:: Supplied entries ::

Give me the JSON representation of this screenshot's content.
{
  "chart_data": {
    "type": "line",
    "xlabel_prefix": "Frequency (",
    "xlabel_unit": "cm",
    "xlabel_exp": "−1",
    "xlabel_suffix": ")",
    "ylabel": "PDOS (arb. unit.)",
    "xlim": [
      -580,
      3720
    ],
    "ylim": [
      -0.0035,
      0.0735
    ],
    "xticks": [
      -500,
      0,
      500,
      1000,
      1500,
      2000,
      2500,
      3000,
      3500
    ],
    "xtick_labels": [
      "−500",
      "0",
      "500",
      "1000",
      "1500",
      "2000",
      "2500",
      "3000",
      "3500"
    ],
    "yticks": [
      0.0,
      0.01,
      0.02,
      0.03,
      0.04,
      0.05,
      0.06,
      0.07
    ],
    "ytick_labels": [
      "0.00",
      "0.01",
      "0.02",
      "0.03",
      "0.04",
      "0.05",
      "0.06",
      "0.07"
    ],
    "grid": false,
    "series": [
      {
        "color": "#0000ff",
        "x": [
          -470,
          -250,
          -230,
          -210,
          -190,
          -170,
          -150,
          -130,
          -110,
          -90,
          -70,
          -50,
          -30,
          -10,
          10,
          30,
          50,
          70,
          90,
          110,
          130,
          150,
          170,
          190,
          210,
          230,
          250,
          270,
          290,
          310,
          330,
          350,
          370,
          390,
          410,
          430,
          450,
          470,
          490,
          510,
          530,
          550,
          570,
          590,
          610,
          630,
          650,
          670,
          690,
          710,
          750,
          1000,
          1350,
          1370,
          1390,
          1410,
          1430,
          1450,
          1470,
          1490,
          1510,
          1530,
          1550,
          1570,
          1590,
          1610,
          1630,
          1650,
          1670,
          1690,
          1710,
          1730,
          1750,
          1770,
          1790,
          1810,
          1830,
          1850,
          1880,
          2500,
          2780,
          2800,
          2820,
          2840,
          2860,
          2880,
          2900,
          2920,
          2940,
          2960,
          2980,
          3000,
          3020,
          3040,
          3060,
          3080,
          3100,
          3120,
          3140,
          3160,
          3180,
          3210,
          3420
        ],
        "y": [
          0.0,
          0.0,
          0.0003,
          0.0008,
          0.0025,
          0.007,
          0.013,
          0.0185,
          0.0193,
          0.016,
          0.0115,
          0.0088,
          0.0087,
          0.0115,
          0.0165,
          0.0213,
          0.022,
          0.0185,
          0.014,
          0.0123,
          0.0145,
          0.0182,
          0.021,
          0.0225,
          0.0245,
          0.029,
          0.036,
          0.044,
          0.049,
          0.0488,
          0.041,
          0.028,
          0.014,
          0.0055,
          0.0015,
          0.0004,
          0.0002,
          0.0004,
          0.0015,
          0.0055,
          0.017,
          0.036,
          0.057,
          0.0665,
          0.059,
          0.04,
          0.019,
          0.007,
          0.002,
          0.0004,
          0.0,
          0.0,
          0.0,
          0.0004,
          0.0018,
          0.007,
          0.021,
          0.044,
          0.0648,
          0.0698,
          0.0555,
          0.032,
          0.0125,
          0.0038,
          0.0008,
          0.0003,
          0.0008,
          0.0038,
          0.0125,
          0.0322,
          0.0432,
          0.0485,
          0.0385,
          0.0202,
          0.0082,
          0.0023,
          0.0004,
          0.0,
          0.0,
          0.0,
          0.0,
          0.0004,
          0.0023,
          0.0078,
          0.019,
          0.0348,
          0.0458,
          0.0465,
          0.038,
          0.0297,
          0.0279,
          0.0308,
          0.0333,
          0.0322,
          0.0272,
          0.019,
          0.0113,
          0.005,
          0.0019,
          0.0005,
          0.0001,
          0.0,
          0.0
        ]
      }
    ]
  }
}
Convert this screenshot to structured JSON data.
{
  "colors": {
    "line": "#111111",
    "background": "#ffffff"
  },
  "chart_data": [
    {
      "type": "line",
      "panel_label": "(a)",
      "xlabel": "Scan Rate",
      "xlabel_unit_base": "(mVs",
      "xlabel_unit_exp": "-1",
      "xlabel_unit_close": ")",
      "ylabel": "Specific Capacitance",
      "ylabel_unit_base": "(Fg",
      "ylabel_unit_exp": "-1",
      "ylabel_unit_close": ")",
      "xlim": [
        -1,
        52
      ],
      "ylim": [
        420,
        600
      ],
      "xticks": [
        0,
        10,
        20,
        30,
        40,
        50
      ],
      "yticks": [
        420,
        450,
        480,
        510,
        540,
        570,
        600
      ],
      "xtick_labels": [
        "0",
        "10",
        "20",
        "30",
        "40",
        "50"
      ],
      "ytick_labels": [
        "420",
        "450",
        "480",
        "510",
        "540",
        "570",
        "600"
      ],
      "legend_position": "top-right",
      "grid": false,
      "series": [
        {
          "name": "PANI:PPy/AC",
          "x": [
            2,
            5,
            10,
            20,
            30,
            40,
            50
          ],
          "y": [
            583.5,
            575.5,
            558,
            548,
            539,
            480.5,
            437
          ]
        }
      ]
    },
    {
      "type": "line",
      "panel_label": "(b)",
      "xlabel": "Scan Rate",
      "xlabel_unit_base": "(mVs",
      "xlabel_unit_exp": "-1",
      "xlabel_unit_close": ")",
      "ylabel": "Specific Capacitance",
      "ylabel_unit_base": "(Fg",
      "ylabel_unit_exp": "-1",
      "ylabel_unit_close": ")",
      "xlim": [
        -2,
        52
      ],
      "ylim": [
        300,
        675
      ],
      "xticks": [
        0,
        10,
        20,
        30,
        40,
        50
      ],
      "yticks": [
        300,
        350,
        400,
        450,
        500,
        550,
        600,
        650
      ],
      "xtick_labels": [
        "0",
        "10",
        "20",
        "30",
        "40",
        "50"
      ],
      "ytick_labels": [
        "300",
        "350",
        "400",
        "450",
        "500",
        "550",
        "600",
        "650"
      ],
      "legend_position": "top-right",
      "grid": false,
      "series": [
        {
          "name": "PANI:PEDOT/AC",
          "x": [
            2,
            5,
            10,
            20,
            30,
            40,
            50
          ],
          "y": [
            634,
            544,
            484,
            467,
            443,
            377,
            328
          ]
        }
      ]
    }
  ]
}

:::

**Requirement:**
From the data, collect all lines where the string "JSON" appears.

**Result for this exercise:**
Give me the JSON representation of this screenshot's content.
Convert this screenshot to structured JSON data.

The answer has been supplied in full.